### Written request
Reproduce only the data from the line containing "i need the location" through the line containing "obs-icon[interactable] [535, 699, 549, 713]", substituting "sidebar-stream" for every "sidebar-channel" and keeping all else unchanged.
★ ★ ★ ★ ★ ★ ★
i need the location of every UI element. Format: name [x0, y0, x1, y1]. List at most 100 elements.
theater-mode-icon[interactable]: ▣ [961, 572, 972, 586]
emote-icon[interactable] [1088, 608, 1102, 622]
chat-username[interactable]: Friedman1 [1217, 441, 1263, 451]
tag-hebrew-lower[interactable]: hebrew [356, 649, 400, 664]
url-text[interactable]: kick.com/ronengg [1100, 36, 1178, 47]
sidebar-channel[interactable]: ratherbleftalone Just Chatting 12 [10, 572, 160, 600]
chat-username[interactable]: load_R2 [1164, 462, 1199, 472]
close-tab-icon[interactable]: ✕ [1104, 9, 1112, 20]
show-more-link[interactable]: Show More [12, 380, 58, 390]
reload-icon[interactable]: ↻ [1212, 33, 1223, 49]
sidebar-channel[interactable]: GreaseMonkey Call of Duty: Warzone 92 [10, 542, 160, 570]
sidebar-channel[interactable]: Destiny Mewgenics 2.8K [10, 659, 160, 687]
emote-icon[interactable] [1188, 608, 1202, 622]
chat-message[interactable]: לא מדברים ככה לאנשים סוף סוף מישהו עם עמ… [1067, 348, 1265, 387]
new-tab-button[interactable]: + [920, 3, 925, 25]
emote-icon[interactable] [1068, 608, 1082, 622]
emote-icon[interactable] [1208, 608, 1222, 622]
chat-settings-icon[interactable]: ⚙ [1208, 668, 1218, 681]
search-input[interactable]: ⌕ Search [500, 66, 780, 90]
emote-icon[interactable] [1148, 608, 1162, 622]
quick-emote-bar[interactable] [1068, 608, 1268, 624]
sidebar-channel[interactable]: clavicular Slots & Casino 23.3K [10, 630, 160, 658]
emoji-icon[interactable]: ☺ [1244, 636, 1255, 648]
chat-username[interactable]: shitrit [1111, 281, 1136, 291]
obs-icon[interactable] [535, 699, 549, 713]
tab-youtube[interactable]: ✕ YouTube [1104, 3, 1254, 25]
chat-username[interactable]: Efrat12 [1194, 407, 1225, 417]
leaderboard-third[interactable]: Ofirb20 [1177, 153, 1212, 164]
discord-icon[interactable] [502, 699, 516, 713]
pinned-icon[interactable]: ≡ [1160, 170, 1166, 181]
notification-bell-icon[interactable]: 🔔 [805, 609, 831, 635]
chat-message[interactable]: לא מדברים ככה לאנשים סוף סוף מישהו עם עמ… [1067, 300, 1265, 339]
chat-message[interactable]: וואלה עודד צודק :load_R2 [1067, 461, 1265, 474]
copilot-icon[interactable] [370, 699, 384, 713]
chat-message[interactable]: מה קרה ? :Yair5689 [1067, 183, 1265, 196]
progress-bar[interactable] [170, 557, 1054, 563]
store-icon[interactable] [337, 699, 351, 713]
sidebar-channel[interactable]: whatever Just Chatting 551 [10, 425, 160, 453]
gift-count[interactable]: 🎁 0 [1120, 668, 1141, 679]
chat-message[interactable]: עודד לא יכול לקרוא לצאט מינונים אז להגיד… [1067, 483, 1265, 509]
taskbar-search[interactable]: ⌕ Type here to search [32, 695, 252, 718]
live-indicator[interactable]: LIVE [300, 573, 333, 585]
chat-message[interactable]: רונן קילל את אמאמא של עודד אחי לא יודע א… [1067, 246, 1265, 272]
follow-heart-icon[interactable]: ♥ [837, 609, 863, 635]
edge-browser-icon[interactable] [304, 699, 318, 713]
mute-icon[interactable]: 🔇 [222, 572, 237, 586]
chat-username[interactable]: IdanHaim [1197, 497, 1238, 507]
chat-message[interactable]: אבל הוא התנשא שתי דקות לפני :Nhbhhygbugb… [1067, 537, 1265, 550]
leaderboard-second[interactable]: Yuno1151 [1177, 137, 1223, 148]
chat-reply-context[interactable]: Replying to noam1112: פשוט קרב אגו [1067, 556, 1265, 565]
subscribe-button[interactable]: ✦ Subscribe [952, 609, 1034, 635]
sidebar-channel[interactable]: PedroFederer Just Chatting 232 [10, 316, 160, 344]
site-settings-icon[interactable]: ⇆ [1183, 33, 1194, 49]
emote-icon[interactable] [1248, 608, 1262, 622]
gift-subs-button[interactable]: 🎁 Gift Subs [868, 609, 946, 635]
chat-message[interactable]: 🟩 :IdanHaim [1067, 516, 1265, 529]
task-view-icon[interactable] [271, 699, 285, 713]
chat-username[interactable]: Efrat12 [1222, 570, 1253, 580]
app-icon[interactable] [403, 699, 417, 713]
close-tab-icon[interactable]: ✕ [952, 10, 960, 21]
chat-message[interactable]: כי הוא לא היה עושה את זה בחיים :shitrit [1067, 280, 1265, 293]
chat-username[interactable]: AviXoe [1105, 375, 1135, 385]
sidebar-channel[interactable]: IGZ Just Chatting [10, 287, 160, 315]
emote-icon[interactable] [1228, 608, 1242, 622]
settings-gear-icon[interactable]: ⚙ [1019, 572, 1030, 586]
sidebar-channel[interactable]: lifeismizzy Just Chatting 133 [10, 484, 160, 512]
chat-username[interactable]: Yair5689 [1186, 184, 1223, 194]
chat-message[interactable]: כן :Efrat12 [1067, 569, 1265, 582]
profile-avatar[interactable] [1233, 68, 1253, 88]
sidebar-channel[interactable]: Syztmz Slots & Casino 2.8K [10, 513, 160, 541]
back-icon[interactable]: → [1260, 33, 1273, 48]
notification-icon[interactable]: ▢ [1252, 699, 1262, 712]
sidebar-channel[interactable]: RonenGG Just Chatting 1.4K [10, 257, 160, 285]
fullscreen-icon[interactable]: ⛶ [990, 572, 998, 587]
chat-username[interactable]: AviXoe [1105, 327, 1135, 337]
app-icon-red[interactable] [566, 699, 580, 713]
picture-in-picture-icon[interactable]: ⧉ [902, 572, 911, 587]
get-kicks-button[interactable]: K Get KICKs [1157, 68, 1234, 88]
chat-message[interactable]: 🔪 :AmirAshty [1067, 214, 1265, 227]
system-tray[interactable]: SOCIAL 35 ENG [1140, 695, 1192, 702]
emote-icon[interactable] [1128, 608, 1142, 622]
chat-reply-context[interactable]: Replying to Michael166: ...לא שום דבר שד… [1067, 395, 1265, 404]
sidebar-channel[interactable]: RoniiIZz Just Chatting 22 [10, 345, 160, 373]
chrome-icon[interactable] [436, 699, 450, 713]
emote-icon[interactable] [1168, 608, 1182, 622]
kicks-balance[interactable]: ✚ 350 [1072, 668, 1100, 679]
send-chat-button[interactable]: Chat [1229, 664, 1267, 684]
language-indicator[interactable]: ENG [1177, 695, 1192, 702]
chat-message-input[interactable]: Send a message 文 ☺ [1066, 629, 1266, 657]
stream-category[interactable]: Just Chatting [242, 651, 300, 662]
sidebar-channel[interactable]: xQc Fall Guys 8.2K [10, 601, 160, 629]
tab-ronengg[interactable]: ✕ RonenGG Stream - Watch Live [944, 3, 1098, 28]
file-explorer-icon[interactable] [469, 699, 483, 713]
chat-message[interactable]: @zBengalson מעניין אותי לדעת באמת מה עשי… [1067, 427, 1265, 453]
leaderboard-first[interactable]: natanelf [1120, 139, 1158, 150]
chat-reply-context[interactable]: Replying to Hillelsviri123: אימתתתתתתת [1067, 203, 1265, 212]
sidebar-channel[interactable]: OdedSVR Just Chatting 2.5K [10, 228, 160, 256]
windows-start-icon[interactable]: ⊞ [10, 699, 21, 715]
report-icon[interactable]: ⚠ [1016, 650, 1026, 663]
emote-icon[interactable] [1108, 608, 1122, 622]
★ ★ ★ ★ ★ ★ ★
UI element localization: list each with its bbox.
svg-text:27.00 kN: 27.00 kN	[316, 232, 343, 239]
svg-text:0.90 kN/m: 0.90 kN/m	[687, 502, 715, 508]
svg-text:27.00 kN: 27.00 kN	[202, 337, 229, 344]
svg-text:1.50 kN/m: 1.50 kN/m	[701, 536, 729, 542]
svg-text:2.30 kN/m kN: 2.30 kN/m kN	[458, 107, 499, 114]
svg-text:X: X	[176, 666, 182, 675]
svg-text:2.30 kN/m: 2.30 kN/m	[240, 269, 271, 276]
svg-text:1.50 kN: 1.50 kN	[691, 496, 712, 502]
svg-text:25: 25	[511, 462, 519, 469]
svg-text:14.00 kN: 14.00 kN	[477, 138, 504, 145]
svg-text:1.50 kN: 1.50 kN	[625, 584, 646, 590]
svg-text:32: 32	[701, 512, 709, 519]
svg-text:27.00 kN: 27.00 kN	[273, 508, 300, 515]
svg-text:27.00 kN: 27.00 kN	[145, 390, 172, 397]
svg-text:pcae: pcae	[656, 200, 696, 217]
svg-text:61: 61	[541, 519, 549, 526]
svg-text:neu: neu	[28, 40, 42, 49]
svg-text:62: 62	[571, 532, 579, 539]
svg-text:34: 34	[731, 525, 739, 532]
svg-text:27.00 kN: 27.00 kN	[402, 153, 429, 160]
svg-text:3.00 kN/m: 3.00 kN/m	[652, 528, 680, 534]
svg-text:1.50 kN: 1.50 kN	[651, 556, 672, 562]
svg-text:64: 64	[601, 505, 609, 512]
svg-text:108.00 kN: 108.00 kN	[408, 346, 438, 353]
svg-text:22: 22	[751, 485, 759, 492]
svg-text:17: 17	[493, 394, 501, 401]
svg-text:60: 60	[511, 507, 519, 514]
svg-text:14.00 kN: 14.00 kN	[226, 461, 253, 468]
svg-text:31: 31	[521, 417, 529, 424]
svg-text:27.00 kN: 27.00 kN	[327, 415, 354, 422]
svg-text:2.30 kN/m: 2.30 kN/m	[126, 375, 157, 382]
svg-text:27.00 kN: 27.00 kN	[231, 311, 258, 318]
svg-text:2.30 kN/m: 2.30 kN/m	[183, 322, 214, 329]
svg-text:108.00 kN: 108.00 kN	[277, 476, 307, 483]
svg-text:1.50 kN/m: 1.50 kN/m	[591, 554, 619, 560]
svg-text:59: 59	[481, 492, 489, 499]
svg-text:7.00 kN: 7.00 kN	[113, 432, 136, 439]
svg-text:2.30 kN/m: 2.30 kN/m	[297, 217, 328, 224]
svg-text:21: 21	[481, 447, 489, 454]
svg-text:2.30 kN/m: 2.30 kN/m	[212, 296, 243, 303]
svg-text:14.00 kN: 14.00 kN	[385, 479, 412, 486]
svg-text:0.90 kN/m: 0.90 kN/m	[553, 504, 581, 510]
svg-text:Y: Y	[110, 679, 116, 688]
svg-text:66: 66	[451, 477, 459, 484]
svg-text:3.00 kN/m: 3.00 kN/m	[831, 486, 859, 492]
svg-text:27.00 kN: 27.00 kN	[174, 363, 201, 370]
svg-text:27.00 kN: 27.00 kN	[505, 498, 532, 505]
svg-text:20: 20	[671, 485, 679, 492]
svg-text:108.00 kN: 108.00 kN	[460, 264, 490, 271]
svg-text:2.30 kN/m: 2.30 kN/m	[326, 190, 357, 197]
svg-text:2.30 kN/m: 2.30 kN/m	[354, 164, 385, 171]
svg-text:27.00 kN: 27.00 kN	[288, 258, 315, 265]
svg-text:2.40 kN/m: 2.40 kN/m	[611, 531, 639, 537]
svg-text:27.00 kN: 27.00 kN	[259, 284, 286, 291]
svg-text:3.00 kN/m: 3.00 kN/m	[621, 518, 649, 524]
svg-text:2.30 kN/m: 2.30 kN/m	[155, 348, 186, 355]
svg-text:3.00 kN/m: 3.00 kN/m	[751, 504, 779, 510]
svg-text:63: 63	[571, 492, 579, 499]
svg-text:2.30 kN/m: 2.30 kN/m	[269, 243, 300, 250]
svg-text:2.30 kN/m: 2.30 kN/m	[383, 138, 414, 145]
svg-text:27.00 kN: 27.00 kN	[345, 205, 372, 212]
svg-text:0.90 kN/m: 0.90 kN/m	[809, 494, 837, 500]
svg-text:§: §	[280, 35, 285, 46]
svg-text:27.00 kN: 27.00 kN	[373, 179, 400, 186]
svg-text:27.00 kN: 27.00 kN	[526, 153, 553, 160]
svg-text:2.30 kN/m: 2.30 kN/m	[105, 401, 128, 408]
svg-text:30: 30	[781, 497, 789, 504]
★ ★ ★ ★ ★ ★ ★
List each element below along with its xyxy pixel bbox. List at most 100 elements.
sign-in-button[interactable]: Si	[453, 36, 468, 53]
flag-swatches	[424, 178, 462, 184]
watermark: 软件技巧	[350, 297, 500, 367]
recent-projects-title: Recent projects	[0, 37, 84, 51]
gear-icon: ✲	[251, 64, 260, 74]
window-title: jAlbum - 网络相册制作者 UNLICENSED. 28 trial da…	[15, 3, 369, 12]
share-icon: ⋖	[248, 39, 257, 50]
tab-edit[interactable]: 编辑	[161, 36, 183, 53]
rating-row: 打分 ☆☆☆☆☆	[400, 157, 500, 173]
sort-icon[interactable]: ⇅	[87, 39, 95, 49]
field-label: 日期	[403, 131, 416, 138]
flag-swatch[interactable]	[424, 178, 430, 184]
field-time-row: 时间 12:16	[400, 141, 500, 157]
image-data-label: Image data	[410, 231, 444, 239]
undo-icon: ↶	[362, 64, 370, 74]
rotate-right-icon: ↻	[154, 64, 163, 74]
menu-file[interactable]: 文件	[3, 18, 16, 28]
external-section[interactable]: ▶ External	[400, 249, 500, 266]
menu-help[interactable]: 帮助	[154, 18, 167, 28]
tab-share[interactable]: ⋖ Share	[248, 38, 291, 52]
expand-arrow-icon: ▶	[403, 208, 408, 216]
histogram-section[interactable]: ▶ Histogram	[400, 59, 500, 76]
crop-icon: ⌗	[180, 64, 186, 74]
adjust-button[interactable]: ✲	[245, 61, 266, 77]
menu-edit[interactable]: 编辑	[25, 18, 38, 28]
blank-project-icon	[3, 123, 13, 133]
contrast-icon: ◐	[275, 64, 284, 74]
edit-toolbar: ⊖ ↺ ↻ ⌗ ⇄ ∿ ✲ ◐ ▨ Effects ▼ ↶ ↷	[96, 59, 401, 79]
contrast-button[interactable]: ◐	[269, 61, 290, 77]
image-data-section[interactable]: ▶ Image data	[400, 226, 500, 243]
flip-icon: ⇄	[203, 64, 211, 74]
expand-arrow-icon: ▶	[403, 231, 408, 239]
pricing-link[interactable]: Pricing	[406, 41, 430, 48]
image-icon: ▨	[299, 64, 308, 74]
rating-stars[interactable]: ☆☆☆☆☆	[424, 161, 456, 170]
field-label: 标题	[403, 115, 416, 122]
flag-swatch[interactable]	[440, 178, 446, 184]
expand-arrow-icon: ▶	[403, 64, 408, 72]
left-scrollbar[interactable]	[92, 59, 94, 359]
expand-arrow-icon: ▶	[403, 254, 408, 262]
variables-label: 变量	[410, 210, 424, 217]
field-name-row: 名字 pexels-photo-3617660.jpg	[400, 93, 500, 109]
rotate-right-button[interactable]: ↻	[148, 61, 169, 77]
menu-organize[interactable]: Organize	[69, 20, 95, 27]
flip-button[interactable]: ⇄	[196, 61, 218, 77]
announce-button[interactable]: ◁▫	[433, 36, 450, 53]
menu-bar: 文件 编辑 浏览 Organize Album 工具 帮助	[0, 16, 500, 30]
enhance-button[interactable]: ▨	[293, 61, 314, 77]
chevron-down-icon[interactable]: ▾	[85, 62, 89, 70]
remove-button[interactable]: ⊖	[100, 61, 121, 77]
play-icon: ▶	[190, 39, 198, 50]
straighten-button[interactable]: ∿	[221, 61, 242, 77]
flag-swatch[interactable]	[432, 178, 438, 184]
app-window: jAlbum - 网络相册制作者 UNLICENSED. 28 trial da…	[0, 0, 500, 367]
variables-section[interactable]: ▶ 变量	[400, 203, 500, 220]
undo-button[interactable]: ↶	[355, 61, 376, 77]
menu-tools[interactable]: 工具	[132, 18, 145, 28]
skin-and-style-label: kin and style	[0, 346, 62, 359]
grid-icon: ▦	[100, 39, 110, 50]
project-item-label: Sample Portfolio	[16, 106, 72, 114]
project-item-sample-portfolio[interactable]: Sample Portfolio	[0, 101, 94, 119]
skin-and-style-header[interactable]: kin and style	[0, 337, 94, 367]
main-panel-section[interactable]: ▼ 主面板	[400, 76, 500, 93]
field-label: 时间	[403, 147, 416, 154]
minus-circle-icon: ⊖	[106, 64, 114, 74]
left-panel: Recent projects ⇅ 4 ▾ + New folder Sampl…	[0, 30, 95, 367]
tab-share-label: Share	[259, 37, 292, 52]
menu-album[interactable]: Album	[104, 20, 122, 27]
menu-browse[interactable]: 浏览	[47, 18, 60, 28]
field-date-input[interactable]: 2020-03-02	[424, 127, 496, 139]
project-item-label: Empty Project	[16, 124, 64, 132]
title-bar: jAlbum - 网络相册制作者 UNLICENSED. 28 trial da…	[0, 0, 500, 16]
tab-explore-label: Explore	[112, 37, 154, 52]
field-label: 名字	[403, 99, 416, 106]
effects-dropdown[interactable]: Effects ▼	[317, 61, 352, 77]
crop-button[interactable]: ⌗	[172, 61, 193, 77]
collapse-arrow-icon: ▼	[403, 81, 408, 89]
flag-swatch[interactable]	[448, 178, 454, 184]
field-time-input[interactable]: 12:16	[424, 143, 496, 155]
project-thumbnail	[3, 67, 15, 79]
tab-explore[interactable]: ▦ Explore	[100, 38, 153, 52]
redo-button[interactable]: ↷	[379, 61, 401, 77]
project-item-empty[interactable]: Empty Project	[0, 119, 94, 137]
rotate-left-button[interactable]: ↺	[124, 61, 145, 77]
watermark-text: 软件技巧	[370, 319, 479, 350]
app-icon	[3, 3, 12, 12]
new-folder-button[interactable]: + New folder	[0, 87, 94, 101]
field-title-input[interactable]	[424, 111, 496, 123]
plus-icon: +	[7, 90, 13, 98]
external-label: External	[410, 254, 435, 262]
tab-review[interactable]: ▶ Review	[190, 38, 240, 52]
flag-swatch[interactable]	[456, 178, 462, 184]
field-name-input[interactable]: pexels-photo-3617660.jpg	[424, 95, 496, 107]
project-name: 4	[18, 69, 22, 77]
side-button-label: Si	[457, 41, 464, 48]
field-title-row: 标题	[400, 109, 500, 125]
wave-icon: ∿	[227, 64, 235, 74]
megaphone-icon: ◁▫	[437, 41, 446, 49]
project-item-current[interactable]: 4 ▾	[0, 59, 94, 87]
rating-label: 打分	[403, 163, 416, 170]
★ ★ ★ ★ ★ ★ ★
### Final result
i need the location of every UI element. Format: name [x0, y0, x1, y1]. List at most 100 elements.
theater-mode-icon[interactable]: ▣ [961, 572, 972, 586]
emote-icon[interactable] [1088, 608, 1102, 622]
chat-username[interactable]: Friedman1 [1217, 441, 1263, 451]
tag-hebrew-lower[interactable]: hebrew [356, 649, 400, 664]
url-text[interactable]: kick.com/ronengg [1100, 36, 1178, 47]
sidebar-stream[interactable]: ratherbleftalone Just Chatting 12 [10, 572, 160, 600]
chat-username[interactable]: load_R2 [1164, 462, 1199, 472]
close-tab-icon[interactable]: ✕ [1104, 9, 1112, 20]
show-more-link[interactable]: Show More [12, 380, 58, 390]
reload-icon[interactable]: ↻ [1212, 33, 1223, 49]
sidebar-stream[interactable]: GreaseMonkey Call of Duty: Warzone 92 [10, 542, 160, 570]
sidebar-stream[interactable]: Destiny Mewgenics 2.8K [10, 659, 160, 687]
emote-icon[interactable] [1188, 608, 1202, 622]
chat-message[interactable]: לא מדברים ככה לאנשים סוף סוף מישהו עם עמ… [1067, 348, 1265, 387]
new-tab-button[interactable]: + [920, 3, 925, 25]
emote-icon[interactable] [1068, 608, 1082, 622]
emote-icon[interactable] [1208, 608, 1222, 622]
chat-settings-icon[interactable]: ⚙ [1208, 668, 1218, 681]
search-input[interactable]: ⌕ Search [500, 66, 780, 90]
emote-icon[interactable] [1148, 608, 1162, 622]
quick-emote-bar[interactable] [1068, 608, 1268, 624]
sidebar-stream[interactable]: clavicular Slots & Casino 23.3K [10, 630, 160, 658]
emoji-icon[interactable]: ☺ [1244, 636, 1255, 648]
chat-username[interactable]: shitrit [1111, 281, 1136, 291]
obs-icon[interactable] [535, 699, 549, 713]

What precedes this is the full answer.